**Work to be completed**
Count how many lines hold the string "относящихся". Give that number alone.

**Data extract**
====================
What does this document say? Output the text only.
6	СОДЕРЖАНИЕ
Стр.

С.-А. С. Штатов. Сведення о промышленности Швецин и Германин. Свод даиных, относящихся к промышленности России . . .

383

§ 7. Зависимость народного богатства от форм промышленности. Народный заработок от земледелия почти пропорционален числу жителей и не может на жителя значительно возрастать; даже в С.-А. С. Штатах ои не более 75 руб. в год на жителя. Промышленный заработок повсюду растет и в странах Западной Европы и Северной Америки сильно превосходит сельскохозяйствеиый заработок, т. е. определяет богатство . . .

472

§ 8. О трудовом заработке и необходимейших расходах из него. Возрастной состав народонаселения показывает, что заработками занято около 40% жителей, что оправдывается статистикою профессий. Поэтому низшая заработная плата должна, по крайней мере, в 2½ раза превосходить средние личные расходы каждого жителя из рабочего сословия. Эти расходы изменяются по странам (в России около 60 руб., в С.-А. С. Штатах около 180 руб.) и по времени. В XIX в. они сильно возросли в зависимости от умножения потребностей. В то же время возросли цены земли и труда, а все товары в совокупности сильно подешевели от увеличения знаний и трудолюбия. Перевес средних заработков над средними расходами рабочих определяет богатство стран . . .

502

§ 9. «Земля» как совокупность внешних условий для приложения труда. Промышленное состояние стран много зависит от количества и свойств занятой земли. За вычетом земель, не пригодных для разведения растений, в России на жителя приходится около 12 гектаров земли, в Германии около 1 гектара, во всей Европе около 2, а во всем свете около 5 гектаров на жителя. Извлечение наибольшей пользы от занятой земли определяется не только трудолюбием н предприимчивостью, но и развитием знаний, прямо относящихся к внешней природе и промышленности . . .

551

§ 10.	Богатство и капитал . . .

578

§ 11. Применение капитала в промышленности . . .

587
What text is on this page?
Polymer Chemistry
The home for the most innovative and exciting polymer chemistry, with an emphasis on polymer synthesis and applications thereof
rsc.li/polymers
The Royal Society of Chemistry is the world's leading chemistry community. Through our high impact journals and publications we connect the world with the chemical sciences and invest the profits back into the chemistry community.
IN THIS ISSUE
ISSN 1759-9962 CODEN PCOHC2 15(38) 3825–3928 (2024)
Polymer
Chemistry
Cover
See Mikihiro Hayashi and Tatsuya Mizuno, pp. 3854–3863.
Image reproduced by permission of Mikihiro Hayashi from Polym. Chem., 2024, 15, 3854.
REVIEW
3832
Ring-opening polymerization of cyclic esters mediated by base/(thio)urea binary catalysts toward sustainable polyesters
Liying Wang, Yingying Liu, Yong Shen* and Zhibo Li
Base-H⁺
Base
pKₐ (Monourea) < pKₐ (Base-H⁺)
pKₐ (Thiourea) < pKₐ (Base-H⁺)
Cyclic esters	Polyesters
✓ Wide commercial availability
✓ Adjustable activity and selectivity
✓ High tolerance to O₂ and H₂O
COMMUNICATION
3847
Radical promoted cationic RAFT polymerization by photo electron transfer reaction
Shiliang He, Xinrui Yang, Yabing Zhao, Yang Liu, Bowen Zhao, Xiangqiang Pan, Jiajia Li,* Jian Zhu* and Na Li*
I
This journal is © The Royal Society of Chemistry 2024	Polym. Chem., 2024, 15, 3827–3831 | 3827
====================
**Solution to the exercise**
2